Data listing
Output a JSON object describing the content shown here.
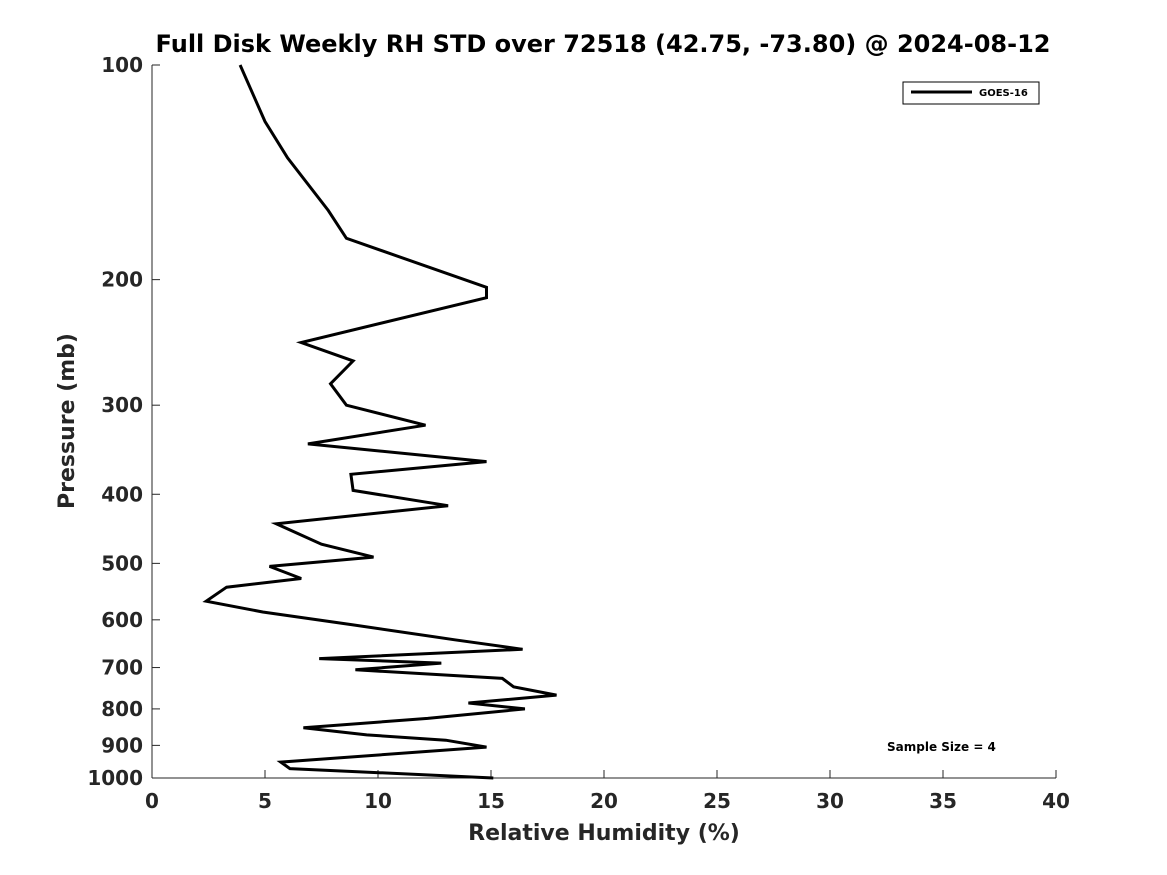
{
  "chart_data": {
    "type": "line",
    "title": "Full Disk Weekly RH STD over 72518 (42.75, -73.80) @ 2024-08-12",
    "xlabel": "Relative Humidity (%)",
    "ylabel": "Pressure (mb)",
    "xlim": [
      0,
      40
    ],
    "ylim": [
      1000,
      100
    ],
    "yscale": "log",
    "x_ticks": [
      0,
      5,
      10,
      15,
      20,
      25,
      30,
      35,
      40
    ],
    "y_ticks": [
      100,
      200,
      300,
      400,
      500,
      600,
      700,
      800,
      900,
      1000
    ],
    "grid": false,
    "legend_position": "top-right",
    "annotation": "Sample Size = 4",
    "series": [
      {
        "name": "GOES-16",
        "color": "#000000",
        "x": [
          3.9,
          5.0,
          6.0,
          7.8,
          8.6,
          14.8,
          14.8,
          6.6,
          8.9,
          7.9,
          8.6,
          12.1,
          6.9,
          14.8,
          8.8,
          8.9,
          13.1,
          5.5,
          7.5,
          9.8,
          5.2,
          6.6,
          3.3,
          2.4,
          4.9,
          8.9,
          13.4,
          16.4,
          7.4,
          12.8,
          9.0,
          15.5,
          16.0,
          17.9,
          14.0,
          16.5,
          12.2,
          6.7,
          9.5,
          13.0,
          14.8,
          5.7,
          6.1,
          15.1
        ],
        "y": [
          100,
          120,
          135,
          160,
          175,
          205,
          212,
          245,
          260,
          280,
          300,
          320,
          340,
          360,
          375,
          395,
          415,
          440,
          470,
          490,
          505,
          525,
          540,
          565,
          585,
          610,
          640,
          660,
          680,
          690,
          705,
          725,
          745,
          765,
          785,
          800,
          825,
          850,
          870,
          885,
          905,
          950,
          970,
          1000
        ]
      }
    ]
  }
}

Set task:
Output a faithful copy of the data, with each picture left out.

Task solution:
Output a JSON object describing the content shown here.
{
  "chart_data": {
    "type": "line",
    "title": "Full Disk Weekly RH STD over 72518 (42.75, -73.80) @ 2024-08-12",
    "xlabel": "Relative Humidity (%)",
    "ylabel": "Pressure (mb)",
    "xlim": [
      0,
      40
    ],
    "ylim": [
      1000,
      100
    ],
    "yscale": "log",
    "x_ticks": [
      0,
      5,
      10,
      15,
      20,
      25,
      30,
      35,
      40
    ],
    "y_ticks": [
      100,
      200,
      300,
      400,
      500,
      600,
      700,
      800,
      900,
      1000
    ],
    "grid": false,
    "legend_position": "top-right",
    "annotation": "Sample Size = 4",
    "series": [
      {
        "name": "GOES-16",
        "color": "#000000",
        "x": [
          3.9,
          5.0,
          6.0,
          7.8,
          8.6,
          14.8,
          14.8,
          6.6,
          8.9,
          7.9,
          8.6,
          12.1,
          6.9,
          14.8,
          8.8,
          8.9,
          13.1,
          5.5,
          7.5,
          9.8,
          5.2,
          6.6,
          3.3,
          2.4,
          4.9,
          8.9,
          13.4,
          16.4,
          7.4,
          12.8,
          9.0,
          15.5,
          16.0,
          17.9,
          14.0,
          16.5,
          12.2,
          6.7,
          9.5,
          13.0,
          14.8,
          5.7,
          6.1,
          15.1
        ],
        "y": [
          100,
          120,
          135,
          160,
          175,
          205,
          212,
          245,
          260,
          280,
          300,
          320,
          340,
          360,
          375,
          395,
          415,
          440,
          470,
          490,
          505,
          525,
          540,
          565,
          585,
          610,
          640,
          660,
          680,
          690,
          705,
          725,
          745,
          765,
          785,
          800,
          825,
          850,
          870,
          885,
          905,
          950,
          970,
          1000
        ]
      }
    ]
  }
}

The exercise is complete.